— INSTRUCTIONS FOR THE TASK —
Repeat the material exactly, leaving nothing out.

═════ TASK DATA

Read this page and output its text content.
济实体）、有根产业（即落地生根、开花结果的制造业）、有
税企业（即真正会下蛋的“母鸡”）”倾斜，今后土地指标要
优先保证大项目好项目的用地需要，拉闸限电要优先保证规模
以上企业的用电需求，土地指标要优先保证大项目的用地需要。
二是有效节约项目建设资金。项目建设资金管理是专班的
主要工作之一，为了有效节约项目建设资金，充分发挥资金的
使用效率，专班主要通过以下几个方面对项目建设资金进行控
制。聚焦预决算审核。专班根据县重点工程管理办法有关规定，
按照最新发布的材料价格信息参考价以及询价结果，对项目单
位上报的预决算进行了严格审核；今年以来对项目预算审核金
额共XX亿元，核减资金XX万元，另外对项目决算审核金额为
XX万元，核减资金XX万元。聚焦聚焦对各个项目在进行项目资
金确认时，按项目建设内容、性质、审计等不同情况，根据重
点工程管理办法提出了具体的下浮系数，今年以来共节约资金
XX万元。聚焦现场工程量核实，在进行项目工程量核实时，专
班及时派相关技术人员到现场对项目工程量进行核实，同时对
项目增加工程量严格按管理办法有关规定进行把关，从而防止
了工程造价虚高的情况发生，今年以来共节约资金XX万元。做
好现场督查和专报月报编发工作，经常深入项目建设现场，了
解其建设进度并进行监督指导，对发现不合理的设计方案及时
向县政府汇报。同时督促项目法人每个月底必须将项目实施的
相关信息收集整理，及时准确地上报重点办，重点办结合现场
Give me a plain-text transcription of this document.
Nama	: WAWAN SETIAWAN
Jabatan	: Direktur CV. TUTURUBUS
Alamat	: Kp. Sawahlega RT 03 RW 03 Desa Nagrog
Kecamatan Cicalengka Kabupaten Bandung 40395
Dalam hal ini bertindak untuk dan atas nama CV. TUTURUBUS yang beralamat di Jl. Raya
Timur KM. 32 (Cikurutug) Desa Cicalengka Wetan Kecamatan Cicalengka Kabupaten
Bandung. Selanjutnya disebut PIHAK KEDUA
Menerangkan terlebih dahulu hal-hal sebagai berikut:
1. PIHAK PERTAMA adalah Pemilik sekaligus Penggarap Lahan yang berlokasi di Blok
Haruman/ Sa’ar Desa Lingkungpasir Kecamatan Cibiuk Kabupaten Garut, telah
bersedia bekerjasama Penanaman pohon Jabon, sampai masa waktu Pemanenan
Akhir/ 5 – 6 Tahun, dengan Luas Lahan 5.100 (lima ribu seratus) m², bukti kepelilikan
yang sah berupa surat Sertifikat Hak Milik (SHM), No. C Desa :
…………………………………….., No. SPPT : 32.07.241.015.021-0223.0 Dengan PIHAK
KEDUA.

══════════

— RESPONSE —
Read this page and output its text content.
济实体）、有根产业（即落地生根、开花结果的制造业）、有
税企业（即真正会下蛋的“母鸡”）”倾斜，今后土地指标要
优先保证大项目好项目的用地需要，拉闸限电要优先保证规模
以上企业的用电需求，土地指标要优先保证大项目的用地需要。
二是有效节约项目建设资金。项目建设资金管理是专班的
主要工作之一，为了有效节约项目建设资金，充分发挥资金的
使用效率，专班主要通过以下几个方面对项目建设资金进行控
制。聚焦预决算审核。专班根据县重点工程管理办法有关规定，
按照最新发布的材料价格信息参考价以及询价结果，对项目单
位上报的预决算进行了严格审核；今年以来对项目预算审核金
额共XX亿元，核减资金XX万元，另外对项目决算审核金额为
XX万元，核减资金XX万元。聚焦聚焦对各个项目在进行项目资
金确认时，按项目建设内容、性质、审计等不同情况，根据重
点工程管理办法提出了具体的下浮系数，今年以来共节约资金
XX万元。聚焦现场工程量核实，在进行项目工程量核实时，专
班及时派相关技术人员到现场对项目工程量进行核实，同时对
项目增加工程量严格按管理办法有关规定进行把关，从而防止
了工程造价虚高的情况发生，今年以来共节约资金XX万元。做
好现场督查和专报月报编发工作，经常深入项目建设现场，了
解其建设进度并进行监督指导，对发现不合理的设计方案及时
向县政府汇报。同时督促项目法人每个月底必须将项目实施的
相关信息收集整理，及时准确地上报重点办，重点办结合现场
Give me a plain-text transcription of this document.
Nama	: WAWAN SETIAWAN
Jabatan	: Direktur CV. TUTURUBUS
Alamat	: Kp. Sawahlega RT 03 RW 03 Desa Nagrog
Kecamatan Cicalengka Kabupaten Bandung 40395
Dalam hal ini bertindak untuk dan atas nama CV. TUTURUBUS yang beralamat di Jl. Raya
Timur KM. 32 (Cikurutug) Desa Cicalengka Wetan Kecamatan Cicalengka Kabupaten
Bandung. Selanjutnya disebut PIHAK KEDUA
Menerangkan terlebih dahulu hal-hal sebagai berikut:
1. PIHAK PERTAMA adalah Pemilik sekaligus Penggarap Lahan yang berlokasi di Blok
Haruman/ Sa’ar Desa Lingkungpasir Kecamatan Cibiuk Kabupaten Garut, telah
bersedia bekerjasama Penanaman pohon Jabon, sampai masa waktu Pemanenan
Akhir/ 5 – 6 Tahun, dengan Luas Lahan 5.100 (lima ribu seratus) m², bukti kepelilikan
yang sah berupa surat Sertifikat Hak Milik (SHM), No. C Desa :
…………………………………….., No. SPPT : 32.07.241.015.021-0223.0 Dengan PIHAK
KEDUA.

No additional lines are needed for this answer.